What the task asks
Which lines include the word "selected"? Copy each of them.

Excerpted data
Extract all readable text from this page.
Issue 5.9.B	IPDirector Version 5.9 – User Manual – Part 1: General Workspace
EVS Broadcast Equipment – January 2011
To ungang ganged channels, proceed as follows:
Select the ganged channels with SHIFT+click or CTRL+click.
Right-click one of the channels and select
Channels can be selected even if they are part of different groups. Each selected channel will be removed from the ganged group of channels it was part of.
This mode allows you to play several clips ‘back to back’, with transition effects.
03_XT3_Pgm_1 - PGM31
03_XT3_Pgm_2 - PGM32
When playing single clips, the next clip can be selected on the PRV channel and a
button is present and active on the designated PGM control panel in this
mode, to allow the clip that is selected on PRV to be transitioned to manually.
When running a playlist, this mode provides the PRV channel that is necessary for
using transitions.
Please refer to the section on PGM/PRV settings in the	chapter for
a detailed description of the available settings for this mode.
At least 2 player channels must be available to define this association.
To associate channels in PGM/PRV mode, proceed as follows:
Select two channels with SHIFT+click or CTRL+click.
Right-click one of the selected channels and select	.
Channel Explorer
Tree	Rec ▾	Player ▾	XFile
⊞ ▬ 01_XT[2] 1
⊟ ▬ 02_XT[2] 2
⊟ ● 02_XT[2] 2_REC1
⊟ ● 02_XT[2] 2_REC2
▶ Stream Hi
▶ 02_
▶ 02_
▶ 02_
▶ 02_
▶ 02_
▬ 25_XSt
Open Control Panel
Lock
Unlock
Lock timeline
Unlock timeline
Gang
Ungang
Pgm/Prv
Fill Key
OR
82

Exercise solution
Channels can be selected even if they are part of different groups. Each selected channel will be removed from the ganged group of channels it was part of.
When playing single clips, the next clip can be selected on the PRV channel and a
mode, to allow the clip that is selected on PRV to be transitioned to manually.
Right-click one of the selected channels and select	.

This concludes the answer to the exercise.